- _REQUIRED WORK_
Where a line below holds the string "Meaghann", copy that line.

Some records
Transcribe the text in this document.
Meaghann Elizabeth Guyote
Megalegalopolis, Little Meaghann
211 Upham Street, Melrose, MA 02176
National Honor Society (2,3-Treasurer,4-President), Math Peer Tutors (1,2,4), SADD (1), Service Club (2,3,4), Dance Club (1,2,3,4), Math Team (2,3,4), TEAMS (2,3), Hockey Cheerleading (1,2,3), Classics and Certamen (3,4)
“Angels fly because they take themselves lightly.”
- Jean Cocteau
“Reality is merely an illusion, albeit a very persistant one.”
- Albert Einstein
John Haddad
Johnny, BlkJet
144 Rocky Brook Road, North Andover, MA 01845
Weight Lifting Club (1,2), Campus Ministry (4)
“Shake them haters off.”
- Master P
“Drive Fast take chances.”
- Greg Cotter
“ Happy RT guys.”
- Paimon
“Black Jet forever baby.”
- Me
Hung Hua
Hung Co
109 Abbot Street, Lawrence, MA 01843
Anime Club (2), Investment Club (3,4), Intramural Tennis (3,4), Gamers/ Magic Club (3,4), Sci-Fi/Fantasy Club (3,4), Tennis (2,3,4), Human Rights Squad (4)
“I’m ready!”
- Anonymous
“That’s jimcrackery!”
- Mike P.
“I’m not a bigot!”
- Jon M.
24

- _OUTPUT BELOW_
Meaghann Elizabeth Guyote
Megalegalopolis, Little Meaghann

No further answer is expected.